## Your objective
Examine the material below. Gather every line in which the string "吃得更健康" appears.

## Provided records
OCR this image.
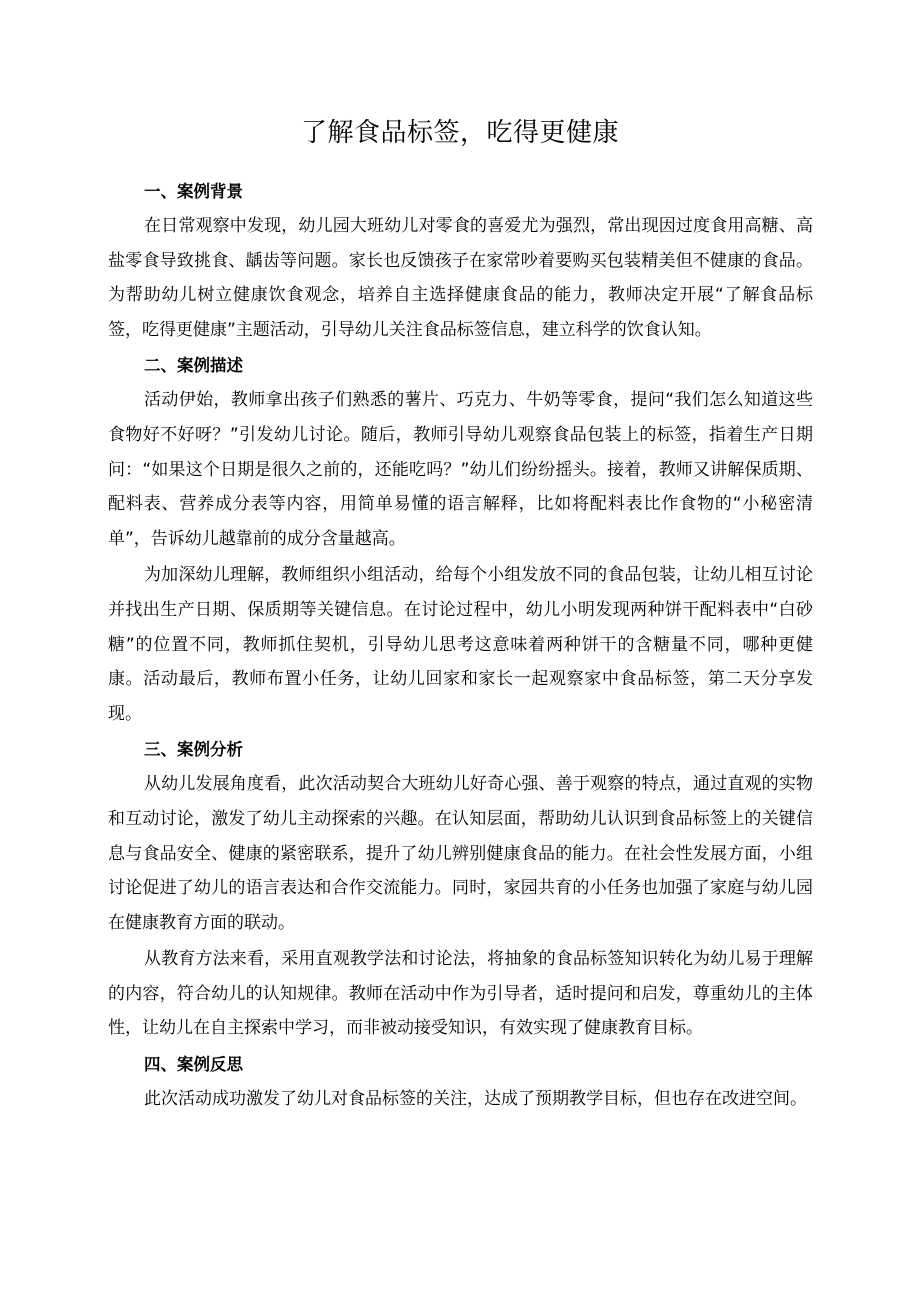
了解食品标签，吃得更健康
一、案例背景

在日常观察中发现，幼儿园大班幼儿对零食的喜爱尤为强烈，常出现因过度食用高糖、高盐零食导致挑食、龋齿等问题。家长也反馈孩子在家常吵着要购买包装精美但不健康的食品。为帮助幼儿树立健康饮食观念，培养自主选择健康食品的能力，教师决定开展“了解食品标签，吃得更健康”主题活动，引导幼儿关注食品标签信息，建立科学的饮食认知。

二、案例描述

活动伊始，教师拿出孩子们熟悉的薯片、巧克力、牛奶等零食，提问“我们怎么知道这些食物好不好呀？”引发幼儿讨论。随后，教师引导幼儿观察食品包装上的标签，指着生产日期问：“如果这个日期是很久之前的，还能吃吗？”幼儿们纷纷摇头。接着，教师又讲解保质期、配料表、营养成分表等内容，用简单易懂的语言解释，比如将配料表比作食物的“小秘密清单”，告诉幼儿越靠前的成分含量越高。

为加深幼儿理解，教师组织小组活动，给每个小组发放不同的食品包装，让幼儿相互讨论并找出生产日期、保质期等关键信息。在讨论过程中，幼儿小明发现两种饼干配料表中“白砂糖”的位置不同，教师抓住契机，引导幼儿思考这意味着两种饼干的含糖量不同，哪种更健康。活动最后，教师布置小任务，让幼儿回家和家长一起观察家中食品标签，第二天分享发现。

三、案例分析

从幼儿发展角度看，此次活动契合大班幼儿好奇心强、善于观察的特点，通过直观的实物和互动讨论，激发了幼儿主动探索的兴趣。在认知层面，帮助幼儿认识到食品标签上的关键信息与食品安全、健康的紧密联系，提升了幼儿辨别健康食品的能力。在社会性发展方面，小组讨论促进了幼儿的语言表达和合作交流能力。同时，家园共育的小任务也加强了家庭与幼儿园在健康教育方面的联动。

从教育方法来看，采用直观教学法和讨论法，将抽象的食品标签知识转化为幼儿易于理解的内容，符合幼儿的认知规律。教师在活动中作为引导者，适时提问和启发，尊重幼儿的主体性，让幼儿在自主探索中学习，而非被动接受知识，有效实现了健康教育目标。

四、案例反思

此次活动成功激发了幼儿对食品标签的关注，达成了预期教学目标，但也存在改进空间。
---
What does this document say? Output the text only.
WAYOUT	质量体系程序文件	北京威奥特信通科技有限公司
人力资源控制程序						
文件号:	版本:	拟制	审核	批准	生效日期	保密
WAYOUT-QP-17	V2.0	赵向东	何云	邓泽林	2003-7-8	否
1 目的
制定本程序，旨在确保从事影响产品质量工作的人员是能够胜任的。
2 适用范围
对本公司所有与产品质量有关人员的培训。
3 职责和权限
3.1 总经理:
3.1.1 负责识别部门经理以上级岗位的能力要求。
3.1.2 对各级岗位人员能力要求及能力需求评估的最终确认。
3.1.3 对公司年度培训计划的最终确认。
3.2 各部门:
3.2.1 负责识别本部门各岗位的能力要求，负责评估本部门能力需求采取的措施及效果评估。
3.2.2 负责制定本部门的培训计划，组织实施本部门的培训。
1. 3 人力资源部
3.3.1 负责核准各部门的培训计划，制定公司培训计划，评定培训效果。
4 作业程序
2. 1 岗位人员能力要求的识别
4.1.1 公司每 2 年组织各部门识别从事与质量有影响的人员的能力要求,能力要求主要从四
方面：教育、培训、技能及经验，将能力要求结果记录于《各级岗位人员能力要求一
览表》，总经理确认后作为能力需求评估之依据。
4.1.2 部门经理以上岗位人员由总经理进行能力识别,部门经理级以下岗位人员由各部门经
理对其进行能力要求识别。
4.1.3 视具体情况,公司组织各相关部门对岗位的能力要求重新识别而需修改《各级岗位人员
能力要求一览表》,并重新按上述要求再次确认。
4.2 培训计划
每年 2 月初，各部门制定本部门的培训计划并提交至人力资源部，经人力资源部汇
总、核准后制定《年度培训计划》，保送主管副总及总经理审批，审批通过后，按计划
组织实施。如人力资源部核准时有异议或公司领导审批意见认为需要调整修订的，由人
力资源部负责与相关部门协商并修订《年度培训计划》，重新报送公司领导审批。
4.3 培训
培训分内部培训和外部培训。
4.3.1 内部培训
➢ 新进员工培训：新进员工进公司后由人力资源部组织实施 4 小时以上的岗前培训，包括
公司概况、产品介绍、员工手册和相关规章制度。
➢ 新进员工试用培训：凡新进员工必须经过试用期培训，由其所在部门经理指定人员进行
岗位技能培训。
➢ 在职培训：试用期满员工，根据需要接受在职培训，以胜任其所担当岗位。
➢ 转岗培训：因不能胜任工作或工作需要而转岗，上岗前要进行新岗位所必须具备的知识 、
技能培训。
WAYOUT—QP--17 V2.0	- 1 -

## Exercise response
了解食品标签，吃得更健康
在日常观察中发现，幼儿园大班幼儿对零食的喜爱尤为强烈，常出现因过度食用高糖、高盐零食导致挑食、龋齿等问题。家长也反馈孩子在家常吵着要购买包装精美但不健康的食品。为帮助幼儿树立健康饮食观念，培养自主选择健康食品的能力，教师决定开展“了解食品标签，吃得更健康”主题活动，引导幼儿关注食品标签信息，建立科学的饮食认知。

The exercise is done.